**Passage:**
■ ■ ■ ■ ■ ■ ■
In IT, a small number of users who are picked for the deployment of certain functionality, are acting like canaries. The development team and managers observe dashboards and metrics closely, and if “the canary” is reacting badly to the fresh release, this new functionality is quickly disabled. If the canary subset of users do not show any signs of any critical issues with the new code, the release is deployed to all users (sometimes gradually).
Goals of canary testing
The purpose of canary testing is to ensure the new release is stable and does not introduce critical issues. Any testing prior to release can only cover so much, as it’s impossible to ensure that the changes introduced to the system do not cause any unintended consequences or issues on production with real users. One of the potential reasons for this is that developers and QAs are all somewhat influenced by their mental sets: the way we think is heavily influenced by our profession and experience, one might even say we are framed by our work to think in a certain way. Testing on a small but representative number of real users is another safeguard against potentially overlooked issues.
How canary testing works
The canary testing procedure is quite straightforward. As soon as you have a release which you think might be risky to release to everyone, you follow these steps:
1. Select the canary test group for the release
The dev and QA team select a small subset of the user base to act as testers for this release. This group should be large enough to produce results that allow for meaningful statistical analysis but small enough to minimize risk.
Psychology studies have demonstrated a particular phenomenon: when people are aware they are being watched or studied, their behavior changes (so-called Hawthorne effect). This is the reason for selecting people to be part of a testing group without making them aware of it, so that their behavior will be precisely as it was before. Since their behavior isn’t changed by their awareness of the experiment, monitoring will show any issues caused by the new release.
2. Setup the testing environment
The team sets up a testing environment that operates in parallel with the existing live environment but with no real users.
The new release is deployed to this new test environment.
Then the system’s load balancer is configured to route requests from the designated canary users to the new environment. This ensures that only the selected subset of users interacts with the new version.
3. Monitor the test
The team continuously monitors the canary test environment for important metrics such as error rates, response times, latency, CPU and memory utilization, I/O load, etc. This step lasts long enough to gather sufficient data to evaluate the new version’s performance and stability.
■ ■ ■ ■ ■ ■ ■
**Stored entries:**
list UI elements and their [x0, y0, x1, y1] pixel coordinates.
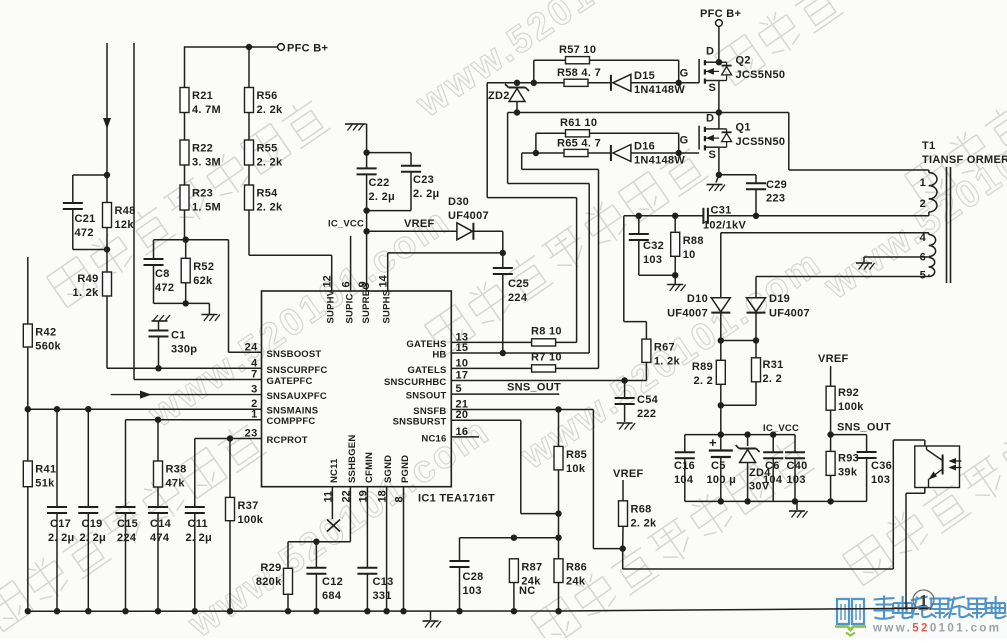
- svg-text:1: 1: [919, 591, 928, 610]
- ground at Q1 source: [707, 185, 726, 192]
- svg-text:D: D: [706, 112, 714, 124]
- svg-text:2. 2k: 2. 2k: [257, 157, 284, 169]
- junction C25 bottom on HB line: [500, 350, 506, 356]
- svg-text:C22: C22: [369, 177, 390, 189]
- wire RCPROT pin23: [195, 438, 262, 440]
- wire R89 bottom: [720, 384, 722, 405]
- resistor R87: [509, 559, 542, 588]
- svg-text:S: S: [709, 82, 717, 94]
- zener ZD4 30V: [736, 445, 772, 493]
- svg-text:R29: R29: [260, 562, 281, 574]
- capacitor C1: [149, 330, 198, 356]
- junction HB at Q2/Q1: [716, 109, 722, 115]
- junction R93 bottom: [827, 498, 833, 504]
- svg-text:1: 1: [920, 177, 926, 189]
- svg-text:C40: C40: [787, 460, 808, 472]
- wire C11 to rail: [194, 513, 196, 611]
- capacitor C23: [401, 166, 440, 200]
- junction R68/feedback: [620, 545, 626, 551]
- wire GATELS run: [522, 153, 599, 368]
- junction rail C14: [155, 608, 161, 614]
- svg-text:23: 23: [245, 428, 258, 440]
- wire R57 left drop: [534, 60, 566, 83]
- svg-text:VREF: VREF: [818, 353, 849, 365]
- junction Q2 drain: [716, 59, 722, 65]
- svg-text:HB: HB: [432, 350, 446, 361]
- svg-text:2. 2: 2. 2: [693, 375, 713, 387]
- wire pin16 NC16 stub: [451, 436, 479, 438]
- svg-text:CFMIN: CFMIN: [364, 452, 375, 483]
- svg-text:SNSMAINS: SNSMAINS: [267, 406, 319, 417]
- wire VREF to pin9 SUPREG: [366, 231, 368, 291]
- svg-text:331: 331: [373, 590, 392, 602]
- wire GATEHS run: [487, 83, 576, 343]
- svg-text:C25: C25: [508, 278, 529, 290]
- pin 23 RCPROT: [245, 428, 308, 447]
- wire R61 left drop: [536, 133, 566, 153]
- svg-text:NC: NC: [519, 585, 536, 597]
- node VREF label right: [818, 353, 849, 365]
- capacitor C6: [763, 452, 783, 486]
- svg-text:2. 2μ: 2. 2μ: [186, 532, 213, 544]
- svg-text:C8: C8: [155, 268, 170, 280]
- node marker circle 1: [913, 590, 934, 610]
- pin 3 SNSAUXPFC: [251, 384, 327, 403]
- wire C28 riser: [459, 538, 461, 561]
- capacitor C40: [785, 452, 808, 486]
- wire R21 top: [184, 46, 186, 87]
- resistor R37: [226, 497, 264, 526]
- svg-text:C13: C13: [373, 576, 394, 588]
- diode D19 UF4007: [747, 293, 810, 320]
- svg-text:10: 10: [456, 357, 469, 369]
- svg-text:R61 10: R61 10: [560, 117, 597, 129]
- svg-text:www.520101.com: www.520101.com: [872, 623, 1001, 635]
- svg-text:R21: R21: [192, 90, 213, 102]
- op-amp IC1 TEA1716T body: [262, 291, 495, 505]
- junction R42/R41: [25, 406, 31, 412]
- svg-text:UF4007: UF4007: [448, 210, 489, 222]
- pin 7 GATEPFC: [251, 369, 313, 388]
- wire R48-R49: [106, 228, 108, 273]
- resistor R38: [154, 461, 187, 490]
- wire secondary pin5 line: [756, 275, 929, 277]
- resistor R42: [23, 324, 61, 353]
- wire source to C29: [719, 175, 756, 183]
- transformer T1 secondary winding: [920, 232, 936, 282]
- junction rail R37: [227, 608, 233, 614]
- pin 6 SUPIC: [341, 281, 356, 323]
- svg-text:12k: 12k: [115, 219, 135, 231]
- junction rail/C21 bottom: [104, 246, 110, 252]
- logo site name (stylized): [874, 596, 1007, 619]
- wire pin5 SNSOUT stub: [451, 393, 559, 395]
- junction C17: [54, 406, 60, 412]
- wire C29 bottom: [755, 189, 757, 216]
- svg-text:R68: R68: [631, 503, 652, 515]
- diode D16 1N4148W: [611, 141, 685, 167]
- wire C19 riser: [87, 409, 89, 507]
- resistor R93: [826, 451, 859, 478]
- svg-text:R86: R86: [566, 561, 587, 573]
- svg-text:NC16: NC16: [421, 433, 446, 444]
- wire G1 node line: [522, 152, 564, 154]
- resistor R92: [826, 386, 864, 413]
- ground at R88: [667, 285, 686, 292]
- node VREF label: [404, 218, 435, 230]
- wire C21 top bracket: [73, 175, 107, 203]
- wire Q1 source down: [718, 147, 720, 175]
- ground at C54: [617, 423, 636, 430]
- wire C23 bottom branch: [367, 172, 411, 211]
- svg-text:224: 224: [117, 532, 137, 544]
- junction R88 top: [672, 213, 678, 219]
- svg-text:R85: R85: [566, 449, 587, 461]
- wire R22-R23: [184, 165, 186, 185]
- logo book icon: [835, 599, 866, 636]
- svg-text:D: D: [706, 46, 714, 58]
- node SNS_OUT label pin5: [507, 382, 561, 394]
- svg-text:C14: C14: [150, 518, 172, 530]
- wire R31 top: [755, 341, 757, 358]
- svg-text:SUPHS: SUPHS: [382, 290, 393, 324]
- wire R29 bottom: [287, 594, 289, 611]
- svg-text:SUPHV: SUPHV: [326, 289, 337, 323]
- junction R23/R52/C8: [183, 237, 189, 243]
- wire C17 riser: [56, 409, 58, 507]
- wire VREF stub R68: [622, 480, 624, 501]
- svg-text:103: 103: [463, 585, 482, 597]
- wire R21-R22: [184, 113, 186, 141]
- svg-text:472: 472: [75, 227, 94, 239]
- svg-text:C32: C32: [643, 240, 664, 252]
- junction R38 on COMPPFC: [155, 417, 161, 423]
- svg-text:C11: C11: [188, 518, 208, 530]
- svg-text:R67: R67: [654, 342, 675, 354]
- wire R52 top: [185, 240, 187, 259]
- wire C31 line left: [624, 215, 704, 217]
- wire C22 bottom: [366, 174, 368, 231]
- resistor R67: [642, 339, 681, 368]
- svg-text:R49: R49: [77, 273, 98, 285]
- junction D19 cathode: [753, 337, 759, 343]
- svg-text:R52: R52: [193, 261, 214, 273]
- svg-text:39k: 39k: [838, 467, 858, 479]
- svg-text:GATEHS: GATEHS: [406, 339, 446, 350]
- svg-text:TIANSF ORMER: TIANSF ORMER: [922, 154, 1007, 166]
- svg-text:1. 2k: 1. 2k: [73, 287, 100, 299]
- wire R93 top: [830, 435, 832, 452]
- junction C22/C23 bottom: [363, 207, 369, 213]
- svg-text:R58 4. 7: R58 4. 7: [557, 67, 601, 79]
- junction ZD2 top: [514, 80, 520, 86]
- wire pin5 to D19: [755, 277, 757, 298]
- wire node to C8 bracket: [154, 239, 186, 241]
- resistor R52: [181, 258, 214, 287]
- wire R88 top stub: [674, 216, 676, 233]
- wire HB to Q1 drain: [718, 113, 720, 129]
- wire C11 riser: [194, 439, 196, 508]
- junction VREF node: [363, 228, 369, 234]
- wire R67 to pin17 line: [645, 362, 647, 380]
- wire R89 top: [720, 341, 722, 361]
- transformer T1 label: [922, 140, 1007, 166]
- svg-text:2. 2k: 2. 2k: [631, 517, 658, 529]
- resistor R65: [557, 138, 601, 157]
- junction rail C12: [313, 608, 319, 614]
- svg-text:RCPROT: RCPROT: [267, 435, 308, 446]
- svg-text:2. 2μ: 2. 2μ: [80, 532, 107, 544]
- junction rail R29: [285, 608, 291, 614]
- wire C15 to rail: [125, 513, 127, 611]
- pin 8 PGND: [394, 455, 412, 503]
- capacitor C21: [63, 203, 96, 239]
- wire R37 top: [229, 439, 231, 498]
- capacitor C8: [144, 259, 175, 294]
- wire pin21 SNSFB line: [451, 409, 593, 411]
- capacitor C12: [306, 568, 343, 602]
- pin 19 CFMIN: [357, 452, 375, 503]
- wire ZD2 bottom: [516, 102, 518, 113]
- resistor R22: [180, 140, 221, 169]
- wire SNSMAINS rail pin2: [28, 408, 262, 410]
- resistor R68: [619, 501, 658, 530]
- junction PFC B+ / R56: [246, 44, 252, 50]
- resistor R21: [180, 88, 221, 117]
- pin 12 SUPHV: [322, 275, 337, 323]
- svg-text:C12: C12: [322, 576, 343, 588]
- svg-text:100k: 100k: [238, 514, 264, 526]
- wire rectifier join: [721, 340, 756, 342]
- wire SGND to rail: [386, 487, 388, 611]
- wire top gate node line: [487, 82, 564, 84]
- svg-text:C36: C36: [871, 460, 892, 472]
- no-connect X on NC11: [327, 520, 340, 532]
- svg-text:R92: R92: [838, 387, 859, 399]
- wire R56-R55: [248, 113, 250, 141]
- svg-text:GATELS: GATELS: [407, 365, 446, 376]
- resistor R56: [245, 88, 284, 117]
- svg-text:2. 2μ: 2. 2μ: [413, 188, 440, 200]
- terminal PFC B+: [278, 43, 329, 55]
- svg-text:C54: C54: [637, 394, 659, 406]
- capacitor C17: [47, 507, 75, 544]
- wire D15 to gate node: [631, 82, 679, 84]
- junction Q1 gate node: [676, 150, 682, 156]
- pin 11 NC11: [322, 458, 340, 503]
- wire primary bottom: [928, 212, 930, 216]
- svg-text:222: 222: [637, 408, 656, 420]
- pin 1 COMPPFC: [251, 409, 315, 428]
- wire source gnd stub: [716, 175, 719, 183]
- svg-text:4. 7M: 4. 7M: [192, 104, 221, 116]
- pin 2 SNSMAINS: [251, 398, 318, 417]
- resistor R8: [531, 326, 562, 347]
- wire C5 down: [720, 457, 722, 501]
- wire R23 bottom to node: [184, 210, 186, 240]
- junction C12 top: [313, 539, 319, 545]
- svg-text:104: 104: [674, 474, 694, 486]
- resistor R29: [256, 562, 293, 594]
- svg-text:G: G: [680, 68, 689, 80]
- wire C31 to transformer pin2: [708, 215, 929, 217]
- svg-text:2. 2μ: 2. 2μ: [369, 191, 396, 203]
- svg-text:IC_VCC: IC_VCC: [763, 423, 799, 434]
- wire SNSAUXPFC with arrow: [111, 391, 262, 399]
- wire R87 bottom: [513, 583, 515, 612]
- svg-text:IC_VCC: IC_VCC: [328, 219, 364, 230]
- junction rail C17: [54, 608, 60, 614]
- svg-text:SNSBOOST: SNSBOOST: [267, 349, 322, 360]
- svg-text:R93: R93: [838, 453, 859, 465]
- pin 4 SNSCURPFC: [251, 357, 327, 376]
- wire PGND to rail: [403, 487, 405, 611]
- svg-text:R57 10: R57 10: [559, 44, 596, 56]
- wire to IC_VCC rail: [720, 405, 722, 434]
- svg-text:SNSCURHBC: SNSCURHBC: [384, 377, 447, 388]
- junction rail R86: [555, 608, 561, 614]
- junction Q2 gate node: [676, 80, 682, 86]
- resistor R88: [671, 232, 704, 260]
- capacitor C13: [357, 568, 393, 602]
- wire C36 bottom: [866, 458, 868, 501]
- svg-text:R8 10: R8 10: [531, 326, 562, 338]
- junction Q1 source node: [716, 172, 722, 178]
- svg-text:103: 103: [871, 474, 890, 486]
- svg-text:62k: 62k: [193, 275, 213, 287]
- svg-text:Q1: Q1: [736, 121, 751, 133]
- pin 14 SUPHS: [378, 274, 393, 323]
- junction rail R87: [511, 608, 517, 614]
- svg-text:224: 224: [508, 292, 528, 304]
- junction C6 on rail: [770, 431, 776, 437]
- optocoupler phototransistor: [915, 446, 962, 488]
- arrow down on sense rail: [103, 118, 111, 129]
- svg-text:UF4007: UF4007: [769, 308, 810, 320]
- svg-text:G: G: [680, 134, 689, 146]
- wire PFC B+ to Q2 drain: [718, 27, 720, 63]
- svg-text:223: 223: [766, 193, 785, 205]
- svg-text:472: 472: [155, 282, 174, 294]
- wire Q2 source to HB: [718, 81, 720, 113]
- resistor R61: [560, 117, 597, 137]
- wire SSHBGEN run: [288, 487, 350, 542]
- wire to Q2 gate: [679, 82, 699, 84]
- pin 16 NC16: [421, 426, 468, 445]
■ ■ ■ ■ ■ ■ ■
**Exercises:**
- 1) In the records, copy every line verbatim, beginning with the line containing "- svg-text:1: 1: [919, 591, 928, 610]" and ending with the line containing "- junction R93 bottom: [827, 498, 833, 504]", both of these lines included.
- 2) Continue the passage on canary testing from the point at which it ends.

**Answer list:**
- 1)
- svg-text:1: 1: [919, 591, 928, 610]
- ground at Q1 source: [707, 185, 726, 192]
- svg-text:D: D: [706, 112, 714, 124]
- svg-text:2. 2k: 2. 2k: [257, 157, 284, 169]
- junction C25 bottom on HB line: [500, 350, 506, 356]
- svg-text:C22: C22: [369, 177, 390, 189]
- wire RCPROT pin23: [195, 438, 262, 440]
- wire R89 bottom: [720, 384, 722, 405]
- resistor R87: [509, 559, 542, 588]
- svg-text:S: S: [709, 82, 717, 94]
- zener ZD4 30V: [736, 445, 772, 493]
- svg-text:R29: R29: [260, 562, 281, 574]
- capacitor C1: [149, 330, 198, 356]
- junction HB at Q2/Q1: [716, 109, 722, 115]
- junction R93 bottom: [827, 498, 833, 504]

- 2)
If any of the important metrics show an unexpected drop or surge, the canary test is turned off, the canary test users are rerouted back to the original version, and the new version is pulled back for further development.
4. Evaluate the results and rollout or rollback
If the new version meets predefined deployment criteria (e.g., performance benchmarks, low error rates, positive user feedback), it is deemed ready for wider release.
If there is still some doubt about the code changes and the team decides to get more monitoring data, more users are routed to the canary test environment.
If there are no apparent issues, the new release is rolled out to the normal production environment and reaches all users. Then, the canary users are rerouted to the normal production environment as well. As soon as the canary test environment has no users, it is shut down.
At this stage, the canary test is considered successfully performed and finished.
How canary testing differs from similar testing types
Canary testing vs. A/B testing
Canary testing simply ensures the new release is stable and does not introduce critical issues, while A/B testing determines which version of a feature or design performs better in achieving specific goals.
Canary testing also focuses more on operational metrics like error rates, performance, and stability, while A/B Testing focuses on user behavior metrics like click-through rates, conversion rates, engagement, and user satisfaction.
One can say that canary testing minimizes risk by limiting exposure to potential issues in new software releases while A/B Testing allows for more informed decisions in the feature design and UX.
Canary testing is much simpler to perform, as one needs only to select a small but representative group of users for the test. A/B testing requires much more careful selection of users for the testing groups (e.g., group A and group B). For A/B testing, both groups must comprise statistically representative groups of the overall user base. This is crucial because the results need to be valid and general to the entire user population.
Additionally, for A/B tests, users need to be randomly assigned to different groups to avoid biases that could affect the outcome. Randomization ensures that the differences in performance between versions are due to the changes made and not due to underlying differences between user groups. While choosing groups for A/B testing, factors like demographics, user behavior patterns, and other relevant attributes must be taken care of for even distribution across test groups to ensure the comparability of results.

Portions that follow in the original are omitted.